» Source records
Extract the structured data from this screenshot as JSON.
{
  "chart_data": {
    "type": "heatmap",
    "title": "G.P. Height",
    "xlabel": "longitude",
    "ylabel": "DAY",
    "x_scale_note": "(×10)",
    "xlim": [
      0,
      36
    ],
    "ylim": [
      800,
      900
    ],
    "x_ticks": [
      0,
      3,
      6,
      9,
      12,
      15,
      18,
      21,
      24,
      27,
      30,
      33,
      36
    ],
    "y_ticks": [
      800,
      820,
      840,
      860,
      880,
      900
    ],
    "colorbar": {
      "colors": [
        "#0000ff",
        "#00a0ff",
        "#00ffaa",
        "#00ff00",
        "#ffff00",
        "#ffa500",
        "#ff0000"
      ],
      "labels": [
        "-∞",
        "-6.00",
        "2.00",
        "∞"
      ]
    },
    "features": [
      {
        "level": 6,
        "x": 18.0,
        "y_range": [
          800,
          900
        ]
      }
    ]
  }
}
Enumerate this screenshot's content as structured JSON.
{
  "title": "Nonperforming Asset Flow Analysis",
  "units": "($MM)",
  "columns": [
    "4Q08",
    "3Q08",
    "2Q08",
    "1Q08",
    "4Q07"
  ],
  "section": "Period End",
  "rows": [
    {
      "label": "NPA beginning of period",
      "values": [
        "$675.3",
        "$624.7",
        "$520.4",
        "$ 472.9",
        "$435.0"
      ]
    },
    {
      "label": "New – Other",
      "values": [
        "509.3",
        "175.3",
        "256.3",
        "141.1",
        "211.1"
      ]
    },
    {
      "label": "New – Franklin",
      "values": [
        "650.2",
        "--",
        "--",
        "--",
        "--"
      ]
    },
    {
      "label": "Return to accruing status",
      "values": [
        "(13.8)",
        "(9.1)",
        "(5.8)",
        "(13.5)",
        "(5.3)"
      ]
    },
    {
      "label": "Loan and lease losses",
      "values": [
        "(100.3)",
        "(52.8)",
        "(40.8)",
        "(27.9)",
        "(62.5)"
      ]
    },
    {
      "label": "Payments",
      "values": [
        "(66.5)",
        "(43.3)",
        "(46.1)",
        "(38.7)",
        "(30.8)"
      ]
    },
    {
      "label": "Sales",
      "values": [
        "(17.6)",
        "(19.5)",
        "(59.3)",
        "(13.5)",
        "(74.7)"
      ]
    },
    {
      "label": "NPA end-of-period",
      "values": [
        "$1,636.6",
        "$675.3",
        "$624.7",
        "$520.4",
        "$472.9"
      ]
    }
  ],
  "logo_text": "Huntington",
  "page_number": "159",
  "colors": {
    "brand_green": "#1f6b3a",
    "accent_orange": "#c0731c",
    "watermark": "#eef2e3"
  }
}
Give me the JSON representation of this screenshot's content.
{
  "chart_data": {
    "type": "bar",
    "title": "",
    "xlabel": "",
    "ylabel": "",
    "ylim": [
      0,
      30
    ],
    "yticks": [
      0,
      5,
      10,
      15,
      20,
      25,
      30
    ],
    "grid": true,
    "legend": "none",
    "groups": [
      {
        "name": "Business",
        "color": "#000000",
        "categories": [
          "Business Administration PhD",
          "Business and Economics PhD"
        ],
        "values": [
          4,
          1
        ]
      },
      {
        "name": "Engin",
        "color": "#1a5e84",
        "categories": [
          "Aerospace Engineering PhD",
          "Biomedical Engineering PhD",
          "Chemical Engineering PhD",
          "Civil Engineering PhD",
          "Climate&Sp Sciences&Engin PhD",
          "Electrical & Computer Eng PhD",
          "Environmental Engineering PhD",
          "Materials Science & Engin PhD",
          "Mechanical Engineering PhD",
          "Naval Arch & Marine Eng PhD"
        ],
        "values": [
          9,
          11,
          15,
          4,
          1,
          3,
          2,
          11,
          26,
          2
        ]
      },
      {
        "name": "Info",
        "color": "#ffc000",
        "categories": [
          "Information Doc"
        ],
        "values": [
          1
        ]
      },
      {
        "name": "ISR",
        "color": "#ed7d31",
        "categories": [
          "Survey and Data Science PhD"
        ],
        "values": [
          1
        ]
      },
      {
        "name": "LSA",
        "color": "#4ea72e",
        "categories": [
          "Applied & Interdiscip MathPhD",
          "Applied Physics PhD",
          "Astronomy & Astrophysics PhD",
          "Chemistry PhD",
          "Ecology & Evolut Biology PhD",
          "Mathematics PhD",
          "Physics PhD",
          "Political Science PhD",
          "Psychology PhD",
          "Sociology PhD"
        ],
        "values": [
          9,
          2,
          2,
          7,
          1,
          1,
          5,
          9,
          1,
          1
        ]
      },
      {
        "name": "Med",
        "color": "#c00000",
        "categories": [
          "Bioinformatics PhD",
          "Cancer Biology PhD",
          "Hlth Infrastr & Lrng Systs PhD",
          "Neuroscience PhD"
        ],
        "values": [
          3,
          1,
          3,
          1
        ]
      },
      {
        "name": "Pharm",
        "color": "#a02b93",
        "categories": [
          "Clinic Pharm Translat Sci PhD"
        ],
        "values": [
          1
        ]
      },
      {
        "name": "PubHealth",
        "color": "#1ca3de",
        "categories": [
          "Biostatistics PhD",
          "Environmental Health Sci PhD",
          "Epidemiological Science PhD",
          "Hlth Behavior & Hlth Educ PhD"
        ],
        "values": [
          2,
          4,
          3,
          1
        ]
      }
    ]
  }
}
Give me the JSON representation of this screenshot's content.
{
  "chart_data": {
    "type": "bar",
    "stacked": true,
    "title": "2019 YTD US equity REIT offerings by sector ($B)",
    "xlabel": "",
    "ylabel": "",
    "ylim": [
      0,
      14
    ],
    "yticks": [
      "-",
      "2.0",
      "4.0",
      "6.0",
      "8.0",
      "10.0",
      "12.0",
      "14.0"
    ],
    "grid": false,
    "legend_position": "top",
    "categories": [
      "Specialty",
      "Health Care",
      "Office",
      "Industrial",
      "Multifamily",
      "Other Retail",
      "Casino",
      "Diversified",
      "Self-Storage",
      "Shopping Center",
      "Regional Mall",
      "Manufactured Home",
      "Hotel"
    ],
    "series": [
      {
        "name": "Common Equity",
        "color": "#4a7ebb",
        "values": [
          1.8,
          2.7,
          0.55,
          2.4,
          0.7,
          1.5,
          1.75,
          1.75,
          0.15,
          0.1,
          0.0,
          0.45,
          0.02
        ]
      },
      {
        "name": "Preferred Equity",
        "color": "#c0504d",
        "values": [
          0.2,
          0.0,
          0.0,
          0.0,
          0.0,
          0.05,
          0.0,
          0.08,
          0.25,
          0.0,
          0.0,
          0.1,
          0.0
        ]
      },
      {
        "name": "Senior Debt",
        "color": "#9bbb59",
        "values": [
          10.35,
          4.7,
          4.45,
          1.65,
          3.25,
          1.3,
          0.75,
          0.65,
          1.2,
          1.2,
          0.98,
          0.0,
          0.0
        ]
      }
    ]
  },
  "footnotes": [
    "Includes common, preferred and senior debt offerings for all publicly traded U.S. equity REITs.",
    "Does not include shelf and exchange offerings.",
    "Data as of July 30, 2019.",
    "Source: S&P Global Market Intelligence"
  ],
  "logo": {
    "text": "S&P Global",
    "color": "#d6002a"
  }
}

» Written exercise
Answer with a single number: the count of lines holding the word "this".

» Answer for the task
4